__Given instruction A__: Reproduce the records word for word, from their first line down to the line containing "line (371, 100, 1346, 594)", including both of those lines.

LONDON, UK - Rupert Murdoch's 21st Century Fox has lost control of its prized Sky plc, which was founded by Murdoch and has been controlled by his company, through its 39% stake, since its inception in 1989.
In an unprecedented showdown on Saturday, Fox was outbid for the other 61% of the European broadcaster, by long-time rival Comcast, in an auction undertaken by the UK regulator.
Fox's bid of 15.67 pounds a share was beaten by Comcast's 17.28 pounds a share offer, a difference of 1.61 pounds or 10.27%.
It is being reported as the largest takeover in the history of the media industry in Europe.
"As the price of the final Comcast Offer is materially superior, it is in the best interests of all Sky shareholders to accept the Comcast offer," Sky plc said in a statement Saturday night.
"Accordingly, the Independent Committee unanimously recommends that Sky shareholders accept the Comcast offer, and in order to ensure the successful closing of the Comcast offer, urges shareholders to accept immediately."
Saturday's dramatic duel ends 22 months of uncertainty about Fox's attempt to take over Sky, which has been subjected to UK regulatory hurdles, since Sky shareholders accepted Fox's initial offer of 10.75 pounds a share in December 2016. Comcast entered the fray with an offer on 25 April 2018 of 12.50 pounds per share in Sky, however Fox countered with a bid of 14 pounds a share on 11 July 2018. The regulator then intervened, setting up Saturday's duel.
While Murdoch's Fox has lost out on the main prize, the company will make a huge windfall on the outcome, through the increased value of its holding, which it says it is considering selling to Comcast. When Murdoch first made his move in December 2016, Sky shares were selling at 7.69 pounds. With Comcast's offer on the table of 17.28 pounds, Fox will reap a capital gain of 9.59 pounds per share.
Unfortunately for Murdoch though, the windfall will actually pass to Disney which has agreed to acquire most of 21st Century Fox, including the Sky plc holding.
Saturday's auction will not affect Murdoch's deal with Walt Disney Co., nor will it affect the consideration that Fox shareholders, including Murdoch, will receive.
While Comcast will take over Sky's vast network in the UK and Europe, it will have no interest in Sky Television in Australia and New Zealand, which was taken over by Rupert Murdoch's News Corp in December 2016. The Australian and New Zelaand Sky assets will not be party to the sale to Comcast, or Disney's takeover of Fox.

__Data shown__:

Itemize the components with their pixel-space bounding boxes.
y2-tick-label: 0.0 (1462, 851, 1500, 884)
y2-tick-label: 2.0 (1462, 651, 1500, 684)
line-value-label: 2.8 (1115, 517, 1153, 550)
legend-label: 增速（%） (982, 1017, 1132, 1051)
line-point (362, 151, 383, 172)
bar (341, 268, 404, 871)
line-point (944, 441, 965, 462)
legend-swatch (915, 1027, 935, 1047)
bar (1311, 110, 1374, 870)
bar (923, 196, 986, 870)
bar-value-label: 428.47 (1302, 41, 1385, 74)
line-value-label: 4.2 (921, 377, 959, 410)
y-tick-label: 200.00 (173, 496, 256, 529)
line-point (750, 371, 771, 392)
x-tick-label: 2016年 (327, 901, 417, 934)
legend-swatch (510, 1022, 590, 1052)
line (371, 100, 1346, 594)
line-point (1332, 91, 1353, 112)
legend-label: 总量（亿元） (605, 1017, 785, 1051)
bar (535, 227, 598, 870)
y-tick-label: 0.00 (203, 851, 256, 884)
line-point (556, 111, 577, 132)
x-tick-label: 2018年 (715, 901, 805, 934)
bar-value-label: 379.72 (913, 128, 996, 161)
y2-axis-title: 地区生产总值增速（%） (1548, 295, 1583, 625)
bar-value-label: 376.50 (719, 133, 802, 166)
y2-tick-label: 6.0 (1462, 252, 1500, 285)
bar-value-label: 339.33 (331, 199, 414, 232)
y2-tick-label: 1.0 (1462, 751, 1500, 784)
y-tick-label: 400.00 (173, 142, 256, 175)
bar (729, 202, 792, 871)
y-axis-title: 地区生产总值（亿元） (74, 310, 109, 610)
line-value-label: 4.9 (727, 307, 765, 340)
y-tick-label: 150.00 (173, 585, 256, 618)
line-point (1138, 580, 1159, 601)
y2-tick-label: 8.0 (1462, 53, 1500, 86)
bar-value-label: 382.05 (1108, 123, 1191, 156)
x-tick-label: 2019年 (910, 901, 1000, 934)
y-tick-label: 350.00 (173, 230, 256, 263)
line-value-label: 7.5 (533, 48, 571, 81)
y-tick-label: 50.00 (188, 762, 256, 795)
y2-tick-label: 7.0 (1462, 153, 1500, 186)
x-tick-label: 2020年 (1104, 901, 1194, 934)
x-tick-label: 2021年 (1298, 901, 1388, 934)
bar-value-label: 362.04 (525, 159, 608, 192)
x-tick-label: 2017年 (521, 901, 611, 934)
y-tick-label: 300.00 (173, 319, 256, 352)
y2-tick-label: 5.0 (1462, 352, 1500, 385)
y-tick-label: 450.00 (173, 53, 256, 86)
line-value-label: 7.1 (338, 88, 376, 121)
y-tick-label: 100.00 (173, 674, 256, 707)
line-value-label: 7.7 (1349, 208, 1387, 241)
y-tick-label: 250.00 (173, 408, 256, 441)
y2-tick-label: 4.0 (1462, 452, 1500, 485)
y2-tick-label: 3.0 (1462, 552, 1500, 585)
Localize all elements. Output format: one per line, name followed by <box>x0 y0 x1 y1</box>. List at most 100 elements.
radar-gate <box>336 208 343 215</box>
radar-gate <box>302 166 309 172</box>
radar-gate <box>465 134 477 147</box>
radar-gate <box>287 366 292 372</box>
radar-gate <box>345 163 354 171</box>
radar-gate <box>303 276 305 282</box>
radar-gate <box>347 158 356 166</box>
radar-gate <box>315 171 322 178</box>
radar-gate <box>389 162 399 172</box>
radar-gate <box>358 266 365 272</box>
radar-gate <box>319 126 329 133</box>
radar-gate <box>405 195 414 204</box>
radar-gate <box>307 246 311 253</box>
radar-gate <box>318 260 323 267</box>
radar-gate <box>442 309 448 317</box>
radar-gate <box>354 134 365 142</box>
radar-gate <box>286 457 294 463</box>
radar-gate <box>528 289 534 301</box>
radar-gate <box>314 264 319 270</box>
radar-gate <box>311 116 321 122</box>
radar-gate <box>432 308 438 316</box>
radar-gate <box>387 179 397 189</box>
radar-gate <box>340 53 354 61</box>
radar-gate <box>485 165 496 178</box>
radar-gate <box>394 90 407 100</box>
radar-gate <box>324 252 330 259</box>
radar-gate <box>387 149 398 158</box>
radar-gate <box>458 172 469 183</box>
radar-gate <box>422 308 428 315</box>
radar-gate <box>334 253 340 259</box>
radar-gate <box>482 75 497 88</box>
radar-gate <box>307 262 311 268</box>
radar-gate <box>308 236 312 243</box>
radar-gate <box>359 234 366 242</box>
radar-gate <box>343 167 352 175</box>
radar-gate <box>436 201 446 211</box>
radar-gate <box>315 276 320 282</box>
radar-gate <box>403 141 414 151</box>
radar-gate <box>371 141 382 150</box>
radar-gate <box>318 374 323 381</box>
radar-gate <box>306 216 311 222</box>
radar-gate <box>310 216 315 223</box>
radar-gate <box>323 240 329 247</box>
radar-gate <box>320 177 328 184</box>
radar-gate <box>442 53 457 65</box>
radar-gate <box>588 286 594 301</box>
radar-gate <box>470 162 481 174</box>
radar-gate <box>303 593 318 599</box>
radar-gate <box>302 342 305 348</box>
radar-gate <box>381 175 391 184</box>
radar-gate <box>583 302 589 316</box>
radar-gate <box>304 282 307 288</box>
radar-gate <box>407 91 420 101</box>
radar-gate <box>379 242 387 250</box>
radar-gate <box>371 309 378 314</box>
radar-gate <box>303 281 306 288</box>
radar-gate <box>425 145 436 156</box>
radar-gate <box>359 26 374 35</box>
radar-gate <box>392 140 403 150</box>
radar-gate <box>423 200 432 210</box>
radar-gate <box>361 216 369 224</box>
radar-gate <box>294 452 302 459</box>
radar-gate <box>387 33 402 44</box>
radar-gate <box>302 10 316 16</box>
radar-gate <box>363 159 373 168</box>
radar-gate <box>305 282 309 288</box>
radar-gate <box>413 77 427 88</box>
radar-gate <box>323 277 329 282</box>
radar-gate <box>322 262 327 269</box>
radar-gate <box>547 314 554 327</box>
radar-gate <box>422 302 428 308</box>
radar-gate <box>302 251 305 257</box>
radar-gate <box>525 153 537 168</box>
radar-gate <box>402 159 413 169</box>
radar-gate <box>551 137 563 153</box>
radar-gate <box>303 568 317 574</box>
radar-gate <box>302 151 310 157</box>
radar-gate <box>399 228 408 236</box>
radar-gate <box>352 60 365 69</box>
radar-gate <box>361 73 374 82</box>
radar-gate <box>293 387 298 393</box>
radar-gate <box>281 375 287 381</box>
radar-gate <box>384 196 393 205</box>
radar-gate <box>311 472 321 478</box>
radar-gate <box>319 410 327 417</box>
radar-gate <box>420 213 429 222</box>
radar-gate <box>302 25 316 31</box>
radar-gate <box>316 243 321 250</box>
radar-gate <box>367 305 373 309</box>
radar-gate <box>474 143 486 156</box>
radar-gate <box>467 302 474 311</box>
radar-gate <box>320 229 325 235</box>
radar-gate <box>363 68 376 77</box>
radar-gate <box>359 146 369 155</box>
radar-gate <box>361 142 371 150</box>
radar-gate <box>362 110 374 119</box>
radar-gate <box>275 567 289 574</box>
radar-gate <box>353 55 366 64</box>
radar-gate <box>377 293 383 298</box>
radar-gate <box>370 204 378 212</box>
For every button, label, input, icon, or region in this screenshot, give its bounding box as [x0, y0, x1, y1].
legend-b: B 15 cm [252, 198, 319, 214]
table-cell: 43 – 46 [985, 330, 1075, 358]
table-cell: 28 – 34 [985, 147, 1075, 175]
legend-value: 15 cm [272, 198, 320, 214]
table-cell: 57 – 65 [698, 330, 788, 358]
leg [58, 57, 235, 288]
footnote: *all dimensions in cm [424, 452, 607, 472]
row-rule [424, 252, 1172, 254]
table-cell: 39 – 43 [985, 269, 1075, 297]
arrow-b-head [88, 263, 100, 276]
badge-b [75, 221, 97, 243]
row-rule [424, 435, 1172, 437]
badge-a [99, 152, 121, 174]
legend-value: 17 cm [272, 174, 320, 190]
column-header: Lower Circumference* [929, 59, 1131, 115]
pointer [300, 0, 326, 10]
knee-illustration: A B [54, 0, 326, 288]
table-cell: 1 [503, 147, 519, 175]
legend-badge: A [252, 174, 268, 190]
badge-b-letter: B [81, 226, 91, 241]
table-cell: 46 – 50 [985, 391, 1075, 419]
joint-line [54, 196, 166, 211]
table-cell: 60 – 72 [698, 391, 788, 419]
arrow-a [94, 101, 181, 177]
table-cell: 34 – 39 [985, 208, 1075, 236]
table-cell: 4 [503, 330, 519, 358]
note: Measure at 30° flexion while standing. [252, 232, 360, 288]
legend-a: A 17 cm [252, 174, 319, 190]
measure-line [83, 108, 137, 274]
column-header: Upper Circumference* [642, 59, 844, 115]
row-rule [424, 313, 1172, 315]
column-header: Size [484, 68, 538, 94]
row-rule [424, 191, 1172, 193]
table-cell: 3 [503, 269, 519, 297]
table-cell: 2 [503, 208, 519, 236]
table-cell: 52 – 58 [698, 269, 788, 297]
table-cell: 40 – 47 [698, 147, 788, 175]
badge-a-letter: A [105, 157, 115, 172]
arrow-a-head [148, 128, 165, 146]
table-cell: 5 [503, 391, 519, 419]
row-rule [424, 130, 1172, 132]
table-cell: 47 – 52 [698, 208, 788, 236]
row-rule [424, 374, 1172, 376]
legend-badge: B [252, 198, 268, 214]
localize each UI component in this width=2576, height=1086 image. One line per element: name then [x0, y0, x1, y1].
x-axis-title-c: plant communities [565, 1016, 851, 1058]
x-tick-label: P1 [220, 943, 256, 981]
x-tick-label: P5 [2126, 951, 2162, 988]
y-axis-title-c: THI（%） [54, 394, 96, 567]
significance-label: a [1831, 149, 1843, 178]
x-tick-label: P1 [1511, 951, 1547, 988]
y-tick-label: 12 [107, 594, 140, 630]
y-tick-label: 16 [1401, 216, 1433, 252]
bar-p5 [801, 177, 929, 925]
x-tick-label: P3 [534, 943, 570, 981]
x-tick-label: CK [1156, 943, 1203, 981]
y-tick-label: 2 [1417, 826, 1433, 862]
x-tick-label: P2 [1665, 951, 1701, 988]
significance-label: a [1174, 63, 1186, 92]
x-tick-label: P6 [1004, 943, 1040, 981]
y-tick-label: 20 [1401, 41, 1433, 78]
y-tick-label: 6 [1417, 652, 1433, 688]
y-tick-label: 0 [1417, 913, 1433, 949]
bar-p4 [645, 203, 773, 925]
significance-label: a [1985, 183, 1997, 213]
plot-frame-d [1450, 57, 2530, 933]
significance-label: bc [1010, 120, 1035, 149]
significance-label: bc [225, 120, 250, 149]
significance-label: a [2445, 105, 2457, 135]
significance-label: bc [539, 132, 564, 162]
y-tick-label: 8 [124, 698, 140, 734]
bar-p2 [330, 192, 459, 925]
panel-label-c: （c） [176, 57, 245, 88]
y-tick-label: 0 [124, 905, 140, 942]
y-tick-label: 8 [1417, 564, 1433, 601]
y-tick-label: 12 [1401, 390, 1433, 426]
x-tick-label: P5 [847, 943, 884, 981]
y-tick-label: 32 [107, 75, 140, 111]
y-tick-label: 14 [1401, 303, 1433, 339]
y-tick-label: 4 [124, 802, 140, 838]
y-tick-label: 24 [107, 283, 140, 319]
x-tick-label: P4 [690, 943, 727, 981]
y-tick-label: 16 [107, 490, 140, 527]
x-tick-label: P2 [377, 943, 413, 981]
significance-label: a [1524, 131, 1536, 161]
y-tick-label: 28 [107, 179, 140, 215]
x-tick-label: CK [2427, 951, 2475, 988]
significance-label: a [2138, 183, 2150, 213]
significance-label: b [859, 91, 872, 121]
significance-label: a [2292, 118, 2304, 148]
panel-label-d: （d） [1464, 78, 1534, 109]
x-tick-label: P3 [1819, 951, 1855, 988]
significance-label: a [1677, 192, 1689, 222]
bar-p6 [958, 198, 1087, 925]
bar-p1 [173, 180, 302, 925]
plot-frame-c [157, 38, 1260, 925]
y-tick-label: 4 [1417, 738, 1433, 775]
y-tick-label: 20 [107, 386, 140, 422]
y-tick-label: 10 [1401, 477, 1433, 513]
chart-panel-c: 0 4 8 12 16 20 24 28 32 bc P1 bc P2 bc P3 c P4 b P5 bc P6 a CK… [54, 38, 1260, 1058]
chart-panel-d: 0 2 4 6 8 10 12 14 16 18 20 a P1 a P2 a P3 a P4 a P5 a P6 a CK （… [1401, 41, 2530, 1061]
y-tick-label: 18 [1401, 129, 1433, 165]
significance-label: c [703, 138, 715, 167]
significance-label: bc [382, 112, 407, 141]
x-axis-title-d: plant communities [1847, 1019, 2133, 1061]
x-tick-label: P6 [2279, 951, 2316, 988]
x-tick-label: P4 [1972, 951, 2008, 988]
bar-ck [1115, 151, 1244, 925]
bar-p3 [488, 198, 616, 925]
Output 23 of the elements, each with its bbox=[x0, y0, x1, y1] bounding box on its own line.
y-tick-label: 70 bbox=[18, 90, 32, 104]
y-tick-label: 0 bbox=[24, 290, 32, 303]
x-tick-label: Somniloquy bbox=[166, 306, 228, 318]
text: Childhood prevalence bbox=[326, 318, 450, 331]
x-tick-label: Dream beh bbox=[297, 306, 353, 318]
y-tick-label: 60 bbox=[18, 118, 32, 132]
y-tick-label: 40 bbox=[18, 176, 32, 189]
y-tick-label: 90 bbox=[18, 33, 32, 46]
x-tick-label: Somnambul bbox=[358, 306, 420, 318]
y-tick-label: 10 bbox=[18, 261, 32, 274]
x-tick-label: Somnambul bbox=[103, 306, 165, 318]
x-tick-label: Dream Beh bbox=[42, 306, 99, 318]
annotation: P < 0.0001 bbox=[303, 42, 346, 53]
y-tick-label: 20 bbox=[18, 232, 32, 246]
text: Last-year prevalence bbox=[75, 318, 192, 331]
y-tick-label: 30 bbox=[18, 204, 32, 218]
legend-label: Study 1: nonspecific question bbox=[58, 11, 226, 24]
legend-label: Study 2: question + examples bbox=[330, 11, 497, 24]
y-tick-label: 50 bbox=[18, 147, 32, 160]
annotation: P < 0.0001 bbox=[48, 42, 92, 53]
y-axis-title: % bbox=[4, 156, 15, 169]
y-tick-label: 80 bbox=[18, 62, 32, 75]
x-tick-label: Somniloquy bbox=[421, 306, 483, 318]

__Given instruction B__:
Using the article on the Sky takeover, answer these:
(i) What was Comcast's per-share offer in the auction?
(ii) In what year was Sky plc founded?
(iii) Which company has agreed to acquire most of 21st Century Fox?

__Worked solution A__:
Itemize the components with their pixel-space bounding boxes.
y2-tick-label: 0.0 (1462, 851, 1500, 884)
y2-tick-label: 2.0 (1462, 651, 1500, 684)
line-value-label: 2.8 (1115, 517, 1153, 550)
legend-label: 增速（%） (982, 1017, 1132, 1051)
line-point (362, 151, 383, 172)
bar (341, 268, 404, 871)
line-point (944, 441, 965, 462)
legend-swatch (915, 1027, 935, 1047)
bar (1311, 110, 1374, 870)
bar (923, 196, 986, 870)
bar-value-label: 428.47 (1302, 41, 1385, 74)
line-value-label: 4.2 (921, 377, 959, 410)
y-tick-label: 200.00 (173, 496, 256, 529)
line-point (750, 371, 771, 392)
x-tick-label: 2016年 (327, 901, 417, 934)
legend-swatch (510, 1022, 590, 1052)
line (371, 100, 1346, 594)

__Worked solution B__:
(i) 17.28 pounds a share
(ii) 1989
(iii) Disney